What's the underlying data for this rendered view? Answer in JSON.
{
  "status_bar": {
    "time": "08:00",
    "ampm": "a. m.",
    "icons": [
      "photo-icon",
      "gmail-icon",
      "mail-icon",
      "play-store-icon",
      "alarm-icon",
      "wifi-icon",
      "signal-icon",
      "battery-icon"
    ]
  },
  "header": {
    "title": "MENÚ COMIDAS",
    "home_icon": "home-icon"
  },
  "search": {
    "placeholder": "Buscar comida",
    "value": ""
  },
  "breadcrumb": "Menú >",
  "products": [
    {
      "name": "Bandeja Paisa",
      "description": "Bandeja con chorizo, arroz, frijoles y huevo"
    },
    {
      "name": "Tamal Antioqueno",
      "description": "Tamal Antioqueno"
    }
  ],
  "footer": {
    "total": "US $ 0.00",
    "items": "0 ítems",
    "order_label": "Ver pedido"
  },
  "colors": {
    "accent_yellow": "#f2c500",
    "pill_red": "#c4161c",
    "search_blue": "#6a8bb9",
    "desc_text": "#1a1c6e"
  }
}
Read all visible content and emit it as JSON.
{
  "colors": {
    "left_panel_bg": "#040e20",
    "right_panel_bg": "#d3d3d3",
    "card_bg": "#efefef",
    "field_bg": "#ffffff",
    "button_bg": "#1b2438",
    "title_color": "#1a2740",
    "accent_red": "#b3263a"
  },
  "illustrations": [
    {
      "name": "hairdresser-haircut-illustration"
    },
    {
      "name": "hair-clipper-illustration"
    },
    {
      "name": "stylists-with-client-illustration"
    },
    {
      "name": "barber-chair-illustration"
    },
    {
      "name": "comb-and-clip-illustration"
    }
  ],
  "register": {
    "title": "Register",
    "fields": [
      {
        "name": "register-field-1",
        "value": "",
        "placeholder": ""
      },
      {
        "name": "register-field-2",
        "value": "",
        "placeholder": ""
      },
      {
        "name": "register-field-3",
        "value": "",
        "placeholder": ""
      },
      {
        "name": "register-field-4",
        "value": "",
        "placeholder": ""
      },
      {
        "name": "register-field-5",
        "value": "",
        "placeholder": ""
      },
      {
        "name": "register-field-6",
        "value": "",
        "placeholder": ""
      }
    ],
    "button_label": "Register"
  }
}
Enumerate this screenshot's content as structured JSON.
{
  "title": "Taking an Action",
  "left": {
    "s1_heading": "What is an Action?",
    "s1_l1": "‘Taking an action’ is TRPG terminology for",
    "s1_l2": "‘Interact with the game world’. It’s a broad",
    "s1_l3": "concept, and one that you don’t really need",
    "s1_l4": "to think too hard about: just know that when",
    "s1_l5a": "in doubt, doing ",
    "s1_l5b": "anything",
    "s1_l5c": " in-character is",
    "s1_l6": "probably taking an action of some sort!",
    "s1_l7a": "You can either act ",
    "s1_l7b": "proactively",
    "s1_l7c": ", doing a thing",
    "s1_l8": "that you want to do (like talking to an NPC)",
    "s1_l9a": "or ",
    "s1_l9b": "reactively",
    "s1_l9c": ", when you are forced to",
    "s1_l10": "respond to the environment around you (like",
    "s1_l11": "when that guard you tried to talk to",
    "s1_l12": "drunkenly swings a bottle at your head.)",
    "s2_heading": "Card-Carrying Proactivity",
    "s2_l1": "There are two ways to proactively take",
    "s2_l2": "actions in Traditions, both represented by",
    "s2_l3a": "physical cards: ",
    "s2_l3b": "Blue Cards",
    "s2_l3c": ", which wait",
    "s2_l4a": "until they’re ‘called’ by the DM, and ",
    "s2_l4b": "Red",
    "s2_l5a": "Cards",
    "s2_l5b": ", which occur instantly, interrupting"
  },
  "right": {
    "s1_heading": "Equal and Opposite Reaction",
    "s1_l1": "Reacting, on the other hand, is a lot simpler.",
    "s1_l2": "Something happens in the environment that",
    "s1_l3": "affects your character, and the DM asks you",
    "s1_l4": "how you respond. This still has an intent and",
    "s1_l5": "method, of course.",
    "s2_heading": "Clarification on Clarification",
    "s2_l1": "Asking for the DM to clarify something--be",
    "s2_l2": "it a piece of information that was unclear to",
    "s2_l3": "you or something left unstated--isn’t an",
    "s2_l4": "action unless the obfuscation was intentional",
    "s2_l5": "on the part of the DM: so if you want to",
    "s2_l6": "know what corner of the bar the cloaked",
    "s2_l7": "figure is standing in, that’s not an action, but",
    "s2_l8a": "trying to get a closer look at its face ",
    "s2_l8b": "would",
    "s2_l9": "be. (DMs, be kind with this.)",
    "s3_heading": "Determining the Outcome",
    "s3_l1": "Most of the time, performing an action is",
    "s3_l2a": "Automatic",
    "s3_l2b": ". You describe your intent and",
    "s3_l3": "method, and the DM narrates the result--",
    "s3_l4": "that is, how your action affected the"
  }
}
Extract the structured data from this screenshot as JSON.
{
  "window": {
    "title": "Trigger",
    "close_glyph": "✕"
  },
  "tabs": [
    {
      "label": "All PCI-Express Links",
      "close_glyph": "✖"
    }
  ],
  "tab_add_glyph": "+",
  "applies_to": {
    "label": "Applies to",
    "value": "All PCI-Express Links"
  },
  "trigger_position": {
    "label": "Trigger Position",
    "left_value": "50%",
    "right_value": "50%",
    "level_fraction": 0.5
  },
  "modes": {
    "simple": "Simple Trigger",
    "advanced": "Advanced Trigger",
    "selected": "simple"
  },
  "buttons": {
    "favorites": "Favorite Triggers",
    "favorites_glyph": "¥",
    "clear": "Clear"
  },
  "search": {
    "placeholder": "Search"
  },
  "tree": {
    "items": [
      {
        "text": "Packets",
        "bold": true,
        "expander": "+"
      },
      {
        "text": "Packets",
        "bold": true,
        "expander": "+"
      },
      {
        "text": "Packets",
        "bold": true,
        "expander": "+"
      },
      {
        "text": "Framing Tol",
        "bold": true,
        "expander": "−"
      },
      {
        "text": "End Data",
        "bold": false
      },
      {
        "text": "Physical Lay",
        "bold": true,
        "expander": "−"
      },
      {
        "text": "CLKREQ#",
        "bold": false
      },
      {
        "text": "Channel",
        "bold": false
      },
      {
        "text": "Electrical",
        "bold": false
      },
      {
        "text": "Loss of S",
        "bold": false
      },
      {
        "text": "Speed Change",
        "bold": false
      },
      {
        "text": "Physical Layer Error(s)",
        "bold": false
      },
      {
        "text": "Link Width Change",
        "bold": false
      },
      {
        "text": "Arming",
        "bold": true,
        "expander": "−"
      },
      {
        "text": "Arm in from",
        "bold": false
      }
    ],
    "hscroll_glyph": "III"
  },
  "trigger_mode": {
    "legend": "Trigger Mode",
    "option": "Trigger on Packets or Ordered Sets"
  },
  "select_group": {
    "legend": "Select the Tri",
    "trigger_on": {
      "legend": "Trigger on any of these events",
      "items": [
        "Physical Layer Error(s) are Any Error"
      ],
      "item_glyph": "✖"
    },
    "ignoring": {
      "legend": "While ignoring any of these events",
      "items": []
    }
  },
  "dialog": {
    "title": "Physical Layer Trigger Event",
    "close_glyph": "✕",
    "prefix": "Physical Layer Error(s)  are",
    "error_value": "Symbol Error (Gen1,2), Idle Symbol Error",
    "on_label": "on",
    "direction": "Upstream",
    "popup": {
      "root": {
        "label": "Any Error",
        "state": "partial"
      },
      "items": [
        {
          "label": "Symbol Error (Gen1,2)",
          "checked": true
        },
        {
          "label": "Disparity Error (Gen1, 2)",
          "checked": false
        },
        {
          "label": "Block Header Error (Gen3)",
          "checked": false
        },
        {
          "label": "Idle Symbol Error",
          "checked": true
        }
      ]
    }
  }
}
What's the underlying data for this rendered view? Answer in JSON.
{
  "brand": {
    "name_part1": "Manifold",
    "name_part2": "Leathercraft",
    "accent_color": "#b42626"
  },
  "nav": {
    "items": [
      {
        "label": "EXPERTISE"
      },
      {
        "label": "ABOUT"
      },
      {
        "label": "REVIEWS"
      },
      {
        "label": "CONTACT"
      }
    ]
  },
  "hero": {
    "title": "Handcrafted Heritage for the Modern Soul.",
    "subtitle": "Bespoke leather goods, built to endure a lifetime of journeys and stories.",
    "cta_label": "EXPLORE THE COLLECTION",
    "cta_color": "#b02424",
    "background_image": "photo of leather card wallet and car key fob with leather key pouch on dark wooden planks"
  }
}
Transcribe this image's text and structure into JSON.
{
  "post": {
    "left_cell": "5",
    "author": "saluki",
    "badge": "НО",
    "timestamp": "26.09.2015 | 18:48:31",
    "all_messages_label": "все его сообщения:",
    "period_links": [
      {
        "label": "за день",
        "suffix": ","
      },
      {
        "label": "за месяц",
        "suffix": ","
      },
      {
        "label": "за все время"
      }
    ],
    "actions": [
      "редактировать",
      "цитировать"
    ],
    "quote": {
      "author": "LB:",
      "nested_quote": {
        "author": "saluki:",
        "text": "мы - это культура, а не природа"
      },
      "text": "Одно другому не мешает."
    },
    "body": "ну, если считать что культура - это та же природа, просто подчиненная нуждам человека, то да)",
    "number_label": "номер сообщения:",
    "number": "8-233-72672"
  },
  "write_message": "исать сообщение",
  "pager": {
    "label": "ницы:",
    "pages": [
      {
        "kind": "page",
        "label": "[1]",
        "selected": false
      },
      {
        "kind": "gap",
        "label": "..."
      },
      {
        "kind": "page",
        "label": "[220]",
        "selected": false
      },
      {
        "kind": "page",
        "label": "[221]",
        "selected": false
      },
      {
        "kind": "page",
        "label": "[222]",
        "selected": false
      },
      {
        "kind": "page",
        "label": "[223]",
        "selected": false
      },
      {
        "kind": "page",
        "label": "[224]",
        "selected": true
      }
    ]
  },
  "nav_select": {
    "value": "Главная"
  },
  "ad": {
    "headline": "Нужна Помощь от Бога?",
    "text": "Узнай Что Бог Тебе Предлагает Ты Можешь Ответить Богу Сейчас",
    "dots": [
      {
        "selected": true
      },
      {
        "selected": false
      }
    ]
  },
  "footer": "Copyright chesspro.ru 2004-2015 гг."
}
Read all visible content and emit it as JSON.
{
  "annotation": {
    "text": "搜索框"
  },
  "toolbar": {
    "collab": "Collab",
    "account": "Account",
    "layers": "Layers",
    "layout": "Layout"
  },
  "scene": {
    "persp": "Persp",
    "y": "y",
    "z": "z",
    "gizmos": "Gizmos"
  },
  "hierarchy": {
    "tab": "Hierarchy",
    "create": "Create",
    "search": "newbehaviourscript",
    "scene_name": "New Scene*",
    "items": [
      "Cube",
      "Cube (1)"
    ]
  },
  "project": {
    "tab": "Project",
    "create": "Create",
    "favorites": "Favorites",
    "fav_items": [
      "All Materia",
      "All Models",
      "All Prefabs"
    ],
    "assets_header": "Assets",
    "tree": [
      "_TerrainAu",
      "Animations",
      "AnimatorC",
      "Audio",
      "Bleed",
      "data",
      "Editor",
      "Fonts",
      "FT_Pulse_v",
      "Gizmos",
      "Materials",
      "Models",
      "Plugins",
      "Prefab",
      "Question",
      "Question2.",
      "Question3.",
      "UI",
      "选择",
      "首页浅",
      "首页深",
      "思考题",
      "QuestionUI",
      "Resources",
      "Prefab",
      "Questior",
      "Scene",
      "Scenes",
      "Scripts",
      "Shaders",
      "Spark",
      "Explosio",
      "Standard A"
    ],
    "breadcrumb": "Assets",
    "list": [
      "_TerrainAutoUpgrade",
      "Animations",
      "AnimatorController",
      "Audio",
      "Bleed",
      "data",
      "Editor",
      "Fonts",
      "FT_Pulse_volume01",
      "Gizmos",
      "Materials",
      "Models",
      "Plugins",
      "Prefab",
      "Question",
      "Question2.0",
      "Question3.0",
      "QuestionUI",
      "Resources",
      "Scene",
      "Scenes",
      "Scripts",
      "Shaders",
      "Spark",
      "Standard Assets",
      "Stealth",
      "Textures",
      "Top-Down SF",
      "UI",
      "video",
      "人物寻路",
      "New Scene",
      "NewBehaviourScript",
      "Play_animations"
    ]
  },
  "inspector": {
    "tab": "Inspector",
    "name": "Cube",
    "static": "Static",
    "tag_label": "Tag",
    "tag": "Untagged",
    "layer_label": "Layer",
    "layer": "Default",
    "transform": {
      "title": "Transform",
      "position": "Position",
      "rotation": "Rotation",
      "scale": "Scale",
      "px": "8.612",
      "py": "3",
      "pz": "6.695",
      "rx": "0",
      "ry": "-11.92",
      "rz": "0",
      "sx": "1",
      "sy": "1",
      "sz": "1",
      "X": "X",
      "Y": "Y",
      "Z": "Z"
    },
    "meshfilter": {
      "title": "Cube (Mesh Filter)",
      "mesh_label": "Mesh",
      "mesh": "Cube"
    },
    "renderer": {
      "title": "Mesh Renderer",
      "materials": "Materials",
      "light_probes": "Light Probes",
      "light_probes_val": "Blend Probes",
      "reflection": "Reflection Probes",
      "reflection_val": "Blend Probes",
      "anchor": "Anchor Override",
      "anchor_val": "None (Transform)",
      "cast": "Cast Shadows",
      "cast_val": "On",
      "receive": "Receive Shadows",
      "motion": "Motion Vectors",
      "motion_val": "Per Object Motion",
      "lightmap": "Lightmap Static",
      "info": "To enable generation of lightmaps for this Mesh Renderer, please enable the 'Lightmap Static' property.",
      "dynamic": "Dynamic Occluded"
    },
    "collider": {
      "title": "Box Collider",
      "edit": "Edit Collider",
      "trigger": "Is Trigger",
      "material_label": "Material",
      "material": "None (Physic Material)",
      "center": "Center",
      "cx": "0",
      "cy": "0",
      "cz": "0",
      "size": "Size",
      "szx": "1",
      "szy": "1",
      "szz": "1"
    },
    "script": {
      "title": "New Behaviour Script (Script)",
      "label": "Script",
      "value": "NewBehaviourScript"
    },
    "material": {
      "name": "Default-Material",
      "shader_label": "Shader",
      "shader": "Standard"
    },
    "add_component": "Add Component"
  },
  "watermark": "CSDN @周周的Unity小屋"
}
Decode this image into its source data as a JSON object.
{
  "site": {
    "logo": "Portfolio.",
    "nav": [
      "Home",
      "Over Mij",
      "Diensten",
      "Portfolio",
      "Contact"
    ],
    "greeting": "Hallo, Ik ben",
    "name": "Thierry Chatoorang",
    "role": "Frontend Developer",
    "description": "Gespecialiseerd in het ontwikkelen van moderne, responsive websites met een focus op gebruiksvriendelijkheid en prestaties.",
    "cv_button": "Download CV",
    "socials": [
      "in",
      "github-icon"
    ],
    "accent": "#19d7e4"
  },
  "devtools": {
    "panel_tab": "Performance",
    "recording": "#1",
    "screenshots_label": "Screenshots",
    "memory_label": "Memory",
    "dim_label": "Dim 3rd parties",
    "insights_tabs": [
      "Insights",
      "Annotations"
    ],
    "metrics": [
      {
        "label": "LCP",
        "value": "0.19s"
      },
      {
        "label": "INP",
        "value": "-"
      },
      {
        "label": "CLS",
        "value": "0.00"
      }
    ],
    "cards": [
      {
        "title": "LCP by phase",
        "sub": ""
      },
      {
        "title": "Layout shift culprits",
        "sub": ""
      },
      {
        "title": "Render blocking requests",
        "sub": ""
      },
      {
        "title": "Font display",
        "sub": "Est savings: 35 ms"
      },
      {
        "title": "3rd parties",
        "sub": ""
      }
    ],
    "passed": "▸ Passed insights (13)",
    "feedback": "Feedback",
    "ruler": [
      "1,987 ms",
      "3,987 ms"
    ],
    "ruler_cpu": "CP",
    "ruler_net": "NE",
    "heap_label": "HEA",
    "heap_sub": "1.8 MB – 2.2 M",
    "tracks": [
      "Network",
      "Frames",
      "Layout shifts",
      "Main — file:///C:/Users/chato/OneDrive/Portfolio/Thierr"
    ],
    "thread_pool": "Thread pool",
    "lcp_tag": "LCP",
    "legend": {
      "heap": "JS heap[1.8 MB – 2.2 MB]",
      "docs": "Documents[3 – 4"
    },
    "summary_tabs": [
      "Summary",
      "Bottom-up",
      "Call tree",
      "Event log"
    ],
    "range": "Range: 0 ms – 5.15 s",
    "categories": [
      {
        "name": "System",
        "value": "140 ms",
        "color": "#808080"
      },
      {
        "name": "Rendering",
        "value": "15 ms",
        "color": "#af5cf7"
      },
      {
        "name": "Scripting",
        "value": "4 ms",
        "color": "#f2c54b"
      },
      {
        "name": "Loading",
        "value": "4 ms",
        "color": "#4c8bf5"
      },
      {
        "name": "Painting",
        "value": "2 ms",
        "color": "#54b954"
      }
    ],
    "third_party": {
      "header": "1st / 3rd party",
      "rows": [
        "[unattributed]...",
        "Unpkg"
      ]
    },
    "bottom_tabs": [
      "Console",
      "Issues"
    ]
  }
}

- - -

> [Exercise]: Pull out every line of the entries that includes the word "Change".

> [Answer for this exercise]:
        "text": "Speed Change",
        "text": "Link Width Change",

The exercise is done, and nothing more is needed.